- [What needs to be done]: All the records that follow need to be reproduced exactly. Omit the images.

- [Supplied material]:
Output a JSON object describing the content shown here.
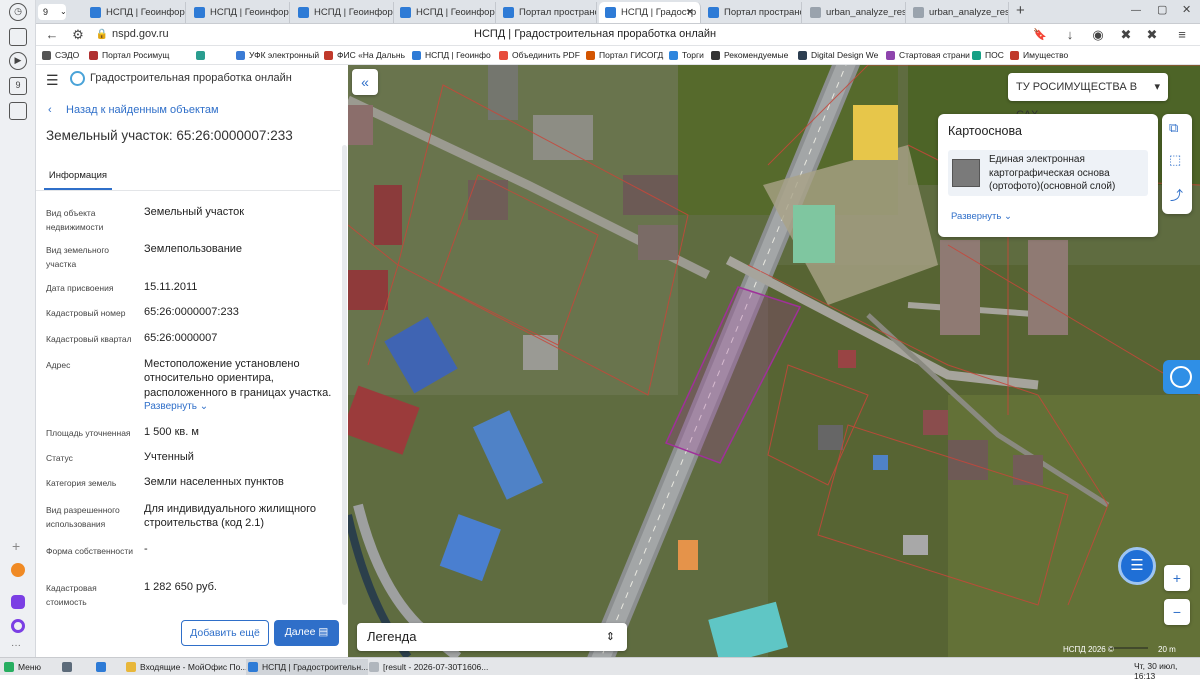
{
  "tabs": [
    {
      "label": "НСПД | Геоинформ"
    },
    {
      "label": "НСПД | Геоинформ"
    },
    {
      "label": "НСПД | Геоинформ"
    },
    {
      "label": "НСПД | Геоинформ"
    },
    {
      "label": "Портал пространст"
    },
    {
      "label": "НСПД | Градостр"
    },
    {
      "label": "Портал пространст"
    },
    {
      "label": "urban_analyze_resul"
    },
    {
      "label": "urban_analyze_resul"
    }
  ],
  "tab_counter": "9",
  "address": {
    "url": "nspd.gov.ru",
    "page_title": "НСПД | Градостроительная проработка онлайн"
  },
  "bookmarks": [
    "СЭДО",
    "Портал Росимущ",
    "УФК электронный",
    "ФИС «На Дальнь",
    "НСПД | Геоинфо",
    "Объединить PDF",
    "Портал ГИСОГД",
    "Торги",
    "Рекомендуемые",
    "Digital Design We",
    "Стартовая страни",
    "ПОС",
    "Имущество"
  ],
  "rail_counter": "9",
  "panel": {
    "app_title": "Градостроительная проработка онлайн",
    "back_link": "Назад к найденным объектам",
    "object_title": "Земельный участок: 65:26:0000007:233",
    "tab_info": "Информация",
    "rows": [
      {
        "label": "Вид объекта недвижимости",
        "value": "Земельный участок"
      },
      {
        "label": "Вид земельного участка",
        "value": "Землепользование"
      },
      {
        "label": "Дата присвоения",
        "value": "15.11.2011"
      },
      {
        "label": "Кадастровый номер",
        "value": "65:26:0000007:233"
      },
      {
        "label": "Кадастровый квартал",
        "value": "65:26:0000007"
      },
      {
        "label": "Адрес",
        "value": "Местоположение установлено относительно ориентира, расположенного в границах участка."
      },
      {
        "label": "Площадь уточненная",
        "value": "1 500 кв. м"
      },
      {
        "label": "Статус",
        "value": "Учтенный"
      },
      {
        "label": "Категория земель",
        "value": "Земли населенных пунктов"
      },
      {
        "label": "Вид разрешенного использования",
        "value": "Для индивидуального жилищного строительства (код 2.1)"
      },
      {
        "label": "Форма собственности",
        "value": "-"
      },
      {
        "label": "Кадастровая стоимость",
        "value": "1 282 650 руб."
      }
    ],
    "expand_link": "Развернуть",
    "add_more_button": "Добавить ещё",
    "next_button": "Далее"
  },
  "map": {
    "region_select": "ТУ РОСИМУЩЕСТВА В САХ...",
    "basemap_title": "Картооснова",
    "basemap_layer": "Единая электронная картографическая основа (ортофото)(основной слой)",
    "basemap_expand": "Развернуть",
    "legend": "Легенда",
    "zoom_in": "+",
    "zoom_out": "−",
    "copyright": "НСПД 2026 ©",
    "scale": "20 m"
  },
  "taskbar": {
    "menu": "Меню",
    "items": [
      "Входящие - МойОфис По...",
      "НСПД | Градостроительн...",
      "[result - 2026-07-30T1606..."
    ],
    "clock": "Чт, 30 июл, 16:13"
  },
  "colors": {
    "accent": "#2f6fc9",
    "parcel": "#a0309a",
    "boundary": "#c8463a"
  }
}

- [Answer in full]:
Output a JSON object describing the content shown here.
{
  "tabs": [
    {
      "label": "НСПД | Геоинформ"
    },
    {
      "label": "НСПД | Геоинформ"
    },
    {
      "label": "НСПД | Геоинформ"
    },
    {
      "label": "НСПД | Геоинформ"
    },
    {
      "label": "Портал пространст"
    },
    {
      "label": "НСПД | Градостр"
    },
    {
      "label": "Портал пространст"
    },
    {
      "label": "urban_analyze_resul"
    },
    {
      "label": "urban_analyze_resul"
    }
  ],
  "tab_counter": "9",
  "address": {
    "url": "nspd.gov.ru",
    "page_title": "НСПД | Градостроительная проработка онлайн"
  },
  "bookmarks": [
    "СЭДО",
    "Портал Росимущ",
    "УФК электронный",
    "ФИС «На Дальнь",
    "НСПД | Геоинфо",
    "Объединить PDF",
    "Портал ГИСОГД",
    "Торги",
    "Рекомендуемые",
    "Digital Design We",
    "Стартовая страни",
    "ПОС",
    "Имущество"
  ],
  "rail_counter": "9",
  "panel": {
    "app_title": "Градостроительная проработка онлайн",
    "back_link": "Назад к найденным объектам",
    "object_title": "Земельный участок: 65:26:0000007:233",
    "tab_info": "Информация",
    "rows": [
      {
        "label": "Вид объекта недвижимости",
        "value": "Земельный участок"
      },
      {
        "label": "Вид земельного участка",
        "value": "Землепользование"
      },
      {
        "label": "Дата присвоения",
        "value": "15.11.2011"
      },
      {
        "label": "Кадастровый номер",
        "value": "65:26:0000007:233"
      },
      {
        "label": "Кадастровый квартал",
        "value": "65:26:0000007"
      },
      {
        "label": "Адрес",
        "value": "Местоположение установлено относительно ориентира, расположенного в границах участка."
      },
      {
        "label": "Площадь уточненная",
        "value": "1 500 кв. м"
      },
      {
        "label": "Статус",
        "value": "Учтенный"
      },
      {
        "label": "Категория земель",
        "value": "Земли населенных пунктов"
      },
      {
        "label": "Вид разрешенного использования",
        "value": "Для индивидуального жилищного строительства (код 2.1)"
      },
      {
        "label": "Форма собственности",
        "value": "-"
      },
      {
        "label": "Кадастровая стоимость",
        "value": "1 282 650 руб."
      }
    ],
    "expand_link": "Развернуть",
    "add_more_button": "Добавить ещё",
    "next_button": "Далее"
  },
  "map": {
    "region_select": "ТУ РОСИМУЩЕСТВА В САХ...",
    "basemap_title": "Картооснова",
    "basemap_layer": "Единая электронная картографическая основа (ортофото)(основной слой)",
    "basemap_expand": "Развернуть",
    "legend": "Легенда",
    "zoom_in": "+",
    "zoom_out": "−",
    "copyright": "НСПД 2026 ©",
    "scale": "20 m"
  },
  "taskbar": {
    "menu": "Меню",
    "items": [
      "Входящие - МойОфис По...",
      "НСПД | Градостроительн...",
      "[result - 2026-07-30T1606..."
    ],
    "clock": "Чт, 30 июл, 16:13"
  },
  "colors": {
    "accent": "#2f6fc9",
    "parcel": "#a0309a",
    "boundary": "#c8463a"
  }
}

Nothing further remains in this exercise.